= AIM OF THE EXERCISE =
What follows is a listing. Return every line of it exactly.

= DATA TO PROCESS =
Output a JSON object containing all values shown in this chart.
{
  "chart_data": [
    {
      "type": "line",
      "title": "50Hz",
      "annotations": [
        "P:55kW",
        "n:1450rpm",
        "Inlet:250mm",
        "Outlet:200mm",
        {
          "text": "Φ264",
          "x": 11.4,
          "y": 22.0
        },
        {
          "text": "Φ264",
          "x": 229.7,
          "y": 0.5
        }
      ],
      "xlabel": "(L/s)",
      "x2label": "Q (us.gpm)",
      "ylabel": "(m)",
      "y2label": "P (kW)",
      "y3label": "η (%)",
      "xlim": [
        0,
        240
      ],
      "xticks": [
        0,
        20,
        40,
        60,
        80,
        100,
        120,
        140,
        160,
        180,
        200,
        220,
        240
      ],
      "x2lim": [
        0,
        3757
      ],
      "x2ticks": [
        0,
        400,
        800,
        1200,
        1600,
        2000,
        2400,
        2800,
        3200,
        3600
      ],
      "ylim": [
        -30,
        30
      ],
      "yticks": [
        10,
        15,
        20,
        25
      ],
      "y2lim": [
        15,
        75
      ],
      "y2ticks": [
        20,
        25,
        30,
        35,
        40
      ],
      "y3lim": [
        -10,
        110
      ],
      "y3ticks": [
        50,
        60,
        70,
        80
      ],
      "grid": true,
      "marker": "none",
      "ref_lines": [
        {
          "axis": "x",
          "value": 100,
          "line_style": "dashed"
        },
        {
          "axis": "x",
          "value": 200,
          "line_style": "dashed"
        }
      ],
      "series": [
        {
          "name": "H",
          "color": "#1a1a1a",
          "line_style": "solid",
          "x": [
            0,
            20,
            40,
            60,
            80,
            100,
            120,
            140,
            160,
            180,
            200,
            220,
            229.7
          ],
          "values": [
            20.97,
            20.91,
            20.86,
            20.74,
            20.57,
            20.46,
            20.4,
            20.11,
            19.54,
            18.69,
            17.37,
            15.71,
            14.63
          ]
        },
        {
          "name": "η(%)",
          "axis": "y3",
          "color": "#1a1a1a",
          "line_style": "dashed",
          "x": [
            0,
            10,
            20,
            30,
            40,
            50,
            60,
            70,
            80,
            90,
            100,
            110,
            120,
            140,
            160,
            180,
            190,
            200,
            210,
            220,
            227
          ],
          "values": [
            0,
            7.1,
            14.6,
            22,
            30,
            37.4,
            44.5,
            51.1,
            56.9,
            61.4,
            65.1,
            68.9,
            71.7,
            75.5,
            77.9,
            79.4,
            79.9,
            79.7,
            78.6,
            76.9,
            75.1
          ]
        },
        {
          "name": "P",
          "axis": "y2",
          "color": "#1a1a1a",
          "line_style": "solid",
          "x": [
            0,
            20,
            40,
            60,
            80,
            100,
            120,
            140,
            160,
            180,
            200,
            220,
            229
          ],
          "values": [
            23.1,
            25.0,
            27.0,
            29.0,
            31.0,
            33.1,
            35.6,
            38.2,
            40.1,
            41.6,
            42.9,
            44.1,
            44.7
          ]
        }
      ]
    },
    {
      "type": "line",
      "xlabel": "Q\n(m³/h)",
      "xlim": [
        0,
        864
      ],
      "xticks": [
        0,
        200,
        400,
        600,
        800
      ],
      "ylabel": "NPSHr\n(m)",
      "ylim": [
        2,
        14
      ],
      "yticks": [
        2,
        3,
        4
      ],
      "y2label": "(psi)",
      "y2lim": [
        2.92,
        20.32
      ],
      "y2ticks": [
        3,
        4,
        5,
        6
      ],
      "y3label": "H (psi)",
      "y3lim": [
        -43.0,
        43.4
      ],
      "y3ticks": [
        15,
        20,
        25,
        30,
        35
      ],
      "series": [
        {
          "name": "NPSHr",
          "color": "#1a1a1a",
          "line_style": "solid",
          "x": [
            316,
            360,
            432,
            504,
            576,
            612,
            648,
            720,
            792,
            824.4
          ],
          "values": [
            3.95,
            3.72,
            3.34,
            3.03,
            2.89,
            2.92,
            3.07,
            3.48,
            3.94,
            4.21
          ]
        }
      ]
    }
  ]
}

= FINISHED TASK =
Output a JSON object containing all values shown in this chart.
{
  "chart_data": [
    {
      "type": "line",
      "title": "50Hz",
      "annotations": [
        "P:55kW",
        "n:1450rpm",
        "Inlet:250mm",
        "Outlet:200mm",
        {
          "text": "Φ264",
          "x": 11.4,
          "y": 22.0
        },
        {
          "text": "Φ264",
          "x": 229.7,
          "y": 0.5
        }
      ],
      "xlabel": "(L/s)",
      "x2label": "Q (us.gpm)",
      "ylabel": "(m)",
      "y2label": "P (kW)",
      "y3label": "η (%)",
      "xlim": [
        0,
        240
      ],
      "xticks": [
        0,
        20,
        40,
        60,
        80,
        100,
        120,
        140,
        160,
        180,
        200,
        220,
        240
      ],
      "x2lim": [
        0,
        3757
      ],
      "x2ticks": [
        0,
        400,
        800,
        1200,
        1600,
        2000,
        2400,
        2800,
        3200,
        3600
      ],
      "ylim": [
        -30,
        30
      ],
      "yticks": [
        10,
        15,
        20,
        25
      ],
      "y2lim": [
        15,
        75
      ],
      "y2ticks": [
        20,
        25,
        30,
        35,
        40
      ],
      "y3lim": [
        -10,
        110
      ],
      "y3ticks": [
        50,
        60,
        70,
        80
      ],
      "grid": true,
      "marker": "none",
      "ref_lines": [
        {
          "axis": "x",
          "value": 100,
          "line_style": "dashed"
        },
        {
          "axis": "x",
          "value": 200,
          "line_style": "dashed"
        }
      ],
      "series": [
        {
          "name": "H",
          "color": "#1a1a1a",
          "line_style": "solid",
          "x": [
            0,
            20,
            40,
            60,
            80,
            100,
            120,
            140,
            160,
            180,
            200,
            220,
            229.7
          ],
          "values": [
            20.97,
            20.91,
            20.86,
            20.74,
            20.57,
            20.46,
            20.4,
            20.11,
            19.54,
            18.69,
            17.37,
            15.71,
            14.63
          ]
        },
        {
          "name": "η(%)",
          "axis": "y3",
          "color": "#1a1a1a",
          "line_style": "dashed",
          "x": [
            0,
            10,
            20,
            30,
            40,
            50,
            60,
            70,
            80,
            90,
            100,
            110,
            120,
            140,
            160,
            180,
            190,
            200,
            210,
            220,
            227
          ],
          "values": [
            0,
            7.1,
            14.6,
            22,
            30,
            37.4,
            44.5,
            51.1,
            56.9,
            61.4,
            65.1,
            68.9,
            71.7,
            75.5,
            77.9,
            79.4,
            79.9,
            79.7,
            78.6,
            76.9,
            75.1
          ]
        },
        {
          "name": "P",
          "axis": "y2",
          "color": "#1a1a1a",
          "line_style": "solid",
          "x": [
            0,
            20,
            40,
            60,
            80,
            100,
            120,
            140,
            160,
            180,
            200,
            220,
            229
          ],
          "values": [
            23.1,
            25.0,
            27.0,
            29.0,
            31.0,
            33.1,
            35.6,
            38.2,
            40.1,
            41.6,
            42.9,
            44.1,
            44.7
          ]
        }
      ]
    },
    {
      "type": "line",
      "xlabel": "Q\n(m³/h)",
      "xlim": [
        0,
        864
      ],
      "xticks": [
        0,
        200,
        400,
        600,
        800
      ],
      "ylabel": "NPSHr\n(m)",
      "ylim": [
        2,
        14
      ],
      "yticks": [
        2,
        3,
        4
      ],
      "y2label": "(psi)",
      "y2lim": [
        2.92,
        20.32
      ],
      "y2ticks": [
        3,
        4,
        5,
        6
      ],
      "y3label": "H (psi)",
      "y3lim": [
        -43.0,
        43.4
      ],
      "y3ticks": [
        15,
        20,
        25,
        30,
        35
      ],
      "series": [
        {
          "name": "NPSHr",
          "color": "#1a1a1a",
          "line_style": "solid",
          "x": [
            316,
            360,
            432,
            504,
            576,
            612,
            648,
            720,
            792,
            824.4
          ],
          "values": [
            3.95,
            3.72,
            3.34,
            3.03,
            2.89,
            2.92,
            3.07,
            3.48,
            3.94,
            4.21
          ]
        }
      ]
    }
  ]
}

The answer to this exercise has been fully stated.